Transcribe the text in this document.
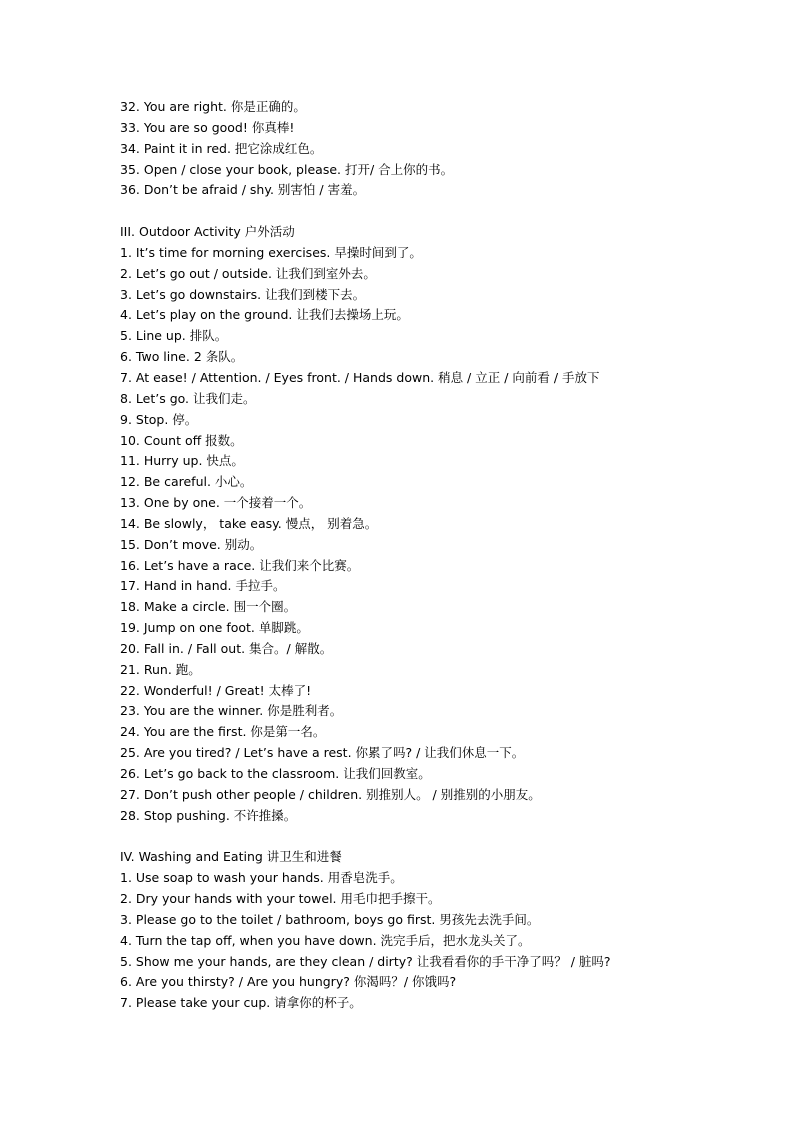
32. You are right. 你是正确的。
33. You are so good! 你真棒!
34. Paint it in red. 把它涂成红色。
35. Open / close your book, please. 打开/ 合上你的书。
36. Don’t be afraid / shy. 别害怕 / 害羞。
III. Outdoor Activity 户外活动
1. It’s time for morning exercises. 早操时间到了。
2. Let’s go out / outside. 让我们到室外去。
3. Let’s go downstairs. 让我们到楼下去。
4. Let’s play on the ground. 让我们去操场上玩。
5. Line up. 排队。
6. Two line. 2 条队。
7. At ease! / Attention. / Eyes front. / Hands down. 稍息 / 立正 / 向前看 / 手放下
8. Let’s go. 让我们走。
9. Stop. 停。
10. Count off 报数。
11. Hurry up. 快点。
12. Be careful. 小心。
13. One by one. 一个接着一个。
14. Be slowly， take easy. 慢点， 别着急。
15. Don’t move. 别动。
16. Let’s have a race. 让我们来个比赛。
17. Hand in hand. 手拉手。
18. Make a circle. 围一个圈。
19. Jump on one foot. 单脚跳。
20. Fall in. / Fall out. 集合。/ 解散。
21. Run. 跑。
22. Wonderful! / Great! 太棒了!
23. You are the winner. 你是胜利者。
24. You are the first. 你是第一名。
25. Are you tired? / Let’s have a rest. 你累了吗? / 让我们休息一下。
26. Let’s go back to the classroom. 让我们回教室。
27. Don’t push other people / children. 别推别人。 / 别推别的小朋友。
28. Stop pushing. 不许推搡。
IV. Washing and Eating 讲卫生和进餐
1. Use soap to wash your hands. 用香皂洗手。
2. Dry your hands with your towel. 用毛巾把手擦干。
3. Please go to the toilet / bathroom, boys go first. 男孩先去洗手间。
4. Turn the tap off, when you have down. 洗完手后，把水龙头关了。
5. Show me your hands, are they clean / dirty? 让我看看你的手干净了吗？ / 脏吗?
6. Are you thirsty? / Are you hungry? 你渴吗？/ 你饿吗?
7. Please take your cup. 请拿你的杯子。
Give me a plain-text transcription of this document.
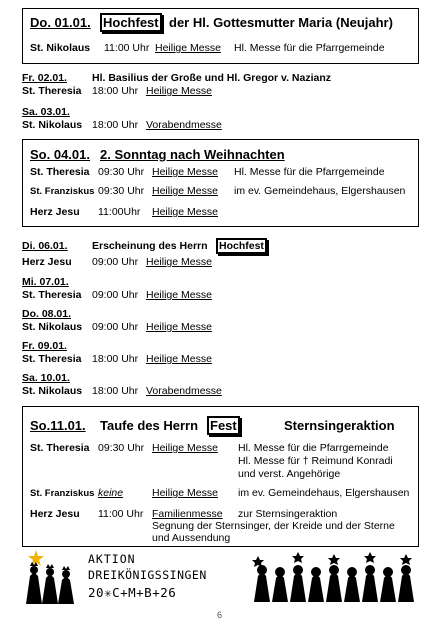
Do. 01.01. Hochfest der Hl. Gottesmutter Maria (Neujahr)
St. Nikolaus 11:00 Uhr Heilige Messe Hl. Messe für die Pfarrgemeinde
Fr. 02.01. Hl. Basilius der Große und Hl. Gregor v. Nazianz
St. Theresia 18:00 Uhr Heilige Messe
Sa. 03.01.
St. Nikolaus 18:00 Uhr Vorabendmesse
So. 04.01. 2. Sonntag nach Weihnachten
St. Theresia 09:30 Uhr Heilige Messe Hl. Messe für die Pfarrgemeinde
St. Franziskus 09:30 Uhr Heilige Messe im ev. Gemeindehaus, Elgershausen
Herz Jesu 11:00Uhr Heilige Messe
Di. 06.01. Erscheinung des Herrn Hochfest
Herz Jesu 09:00 Uhr Heilige Messe
Mi. 07.01.
St. Theresia 09:00 Uhr Heilige Messe
Do. 08.01.
St. Nikolaus 09:00 Uhr Heilige Messe
Fr. 09.01.
St. Theresia 18:00 Uhr Heilige Messe
Sa. 10.01.
St. Nikolaus 18:00 Uhr Vorabendmesse
So.11.01. Taufe des Herrn Fest	Sternsingeraktion
St. Theresia 09:30 Uhr Heilige Messe Hl. Messe für die Pfarrgemeinde
Hl. Messe für † Reimund Konradi
und verst. Angehörige
St. Franziskus keine	Heilige Messe im ev. Gemeindehaus, Elgershausen
Herz Jesu 11:00 Uhr Familienmesse zur Sternsingeraktion
Segnung der Sternsinger, der Kreide und der Sterne
und Aussendung
AKTION
DREIKÖNIGSSINGEN
20✳C+M+B+26
6
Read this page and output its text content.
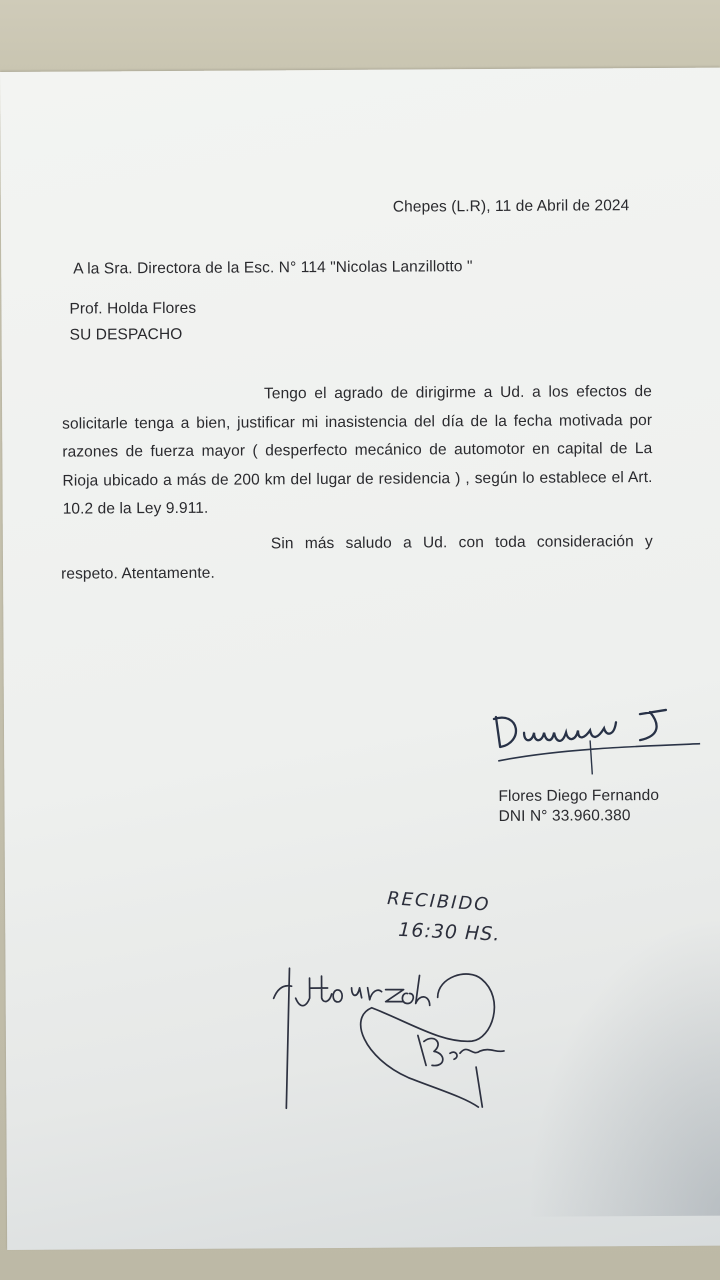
Chepes (L.R), 11 de Abril de 2024
A la Sra. Directora de la Esc. N° 114 "Nicolas Lanzillotto "
Prof. Holda Flores
SU DESPACHO
Tengo el agrado de dirigirme a Ud. a los efectos de solicitarle tenga a bien, justificar mi inasistencia del día de la fecha motivada por razones de fuerza mayor ( desperfecto mecánico de automotor en capital de La Rioja ubicado a más de 200 km del lugar de residencia ) , según lo establece el Art. 10.2 de la Ley 9.911.
Sin más saludo a Ud. con toda consideración y respeto. Atentamente.
Flores Diego Fernando
DNI N° 33.960.380
RECIBIDO
16:30 HS.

+ + + +

- What to work on -
Count up every line above that has the word "Elgershausen" in it; answer with the number alone.

- Worked answer -
2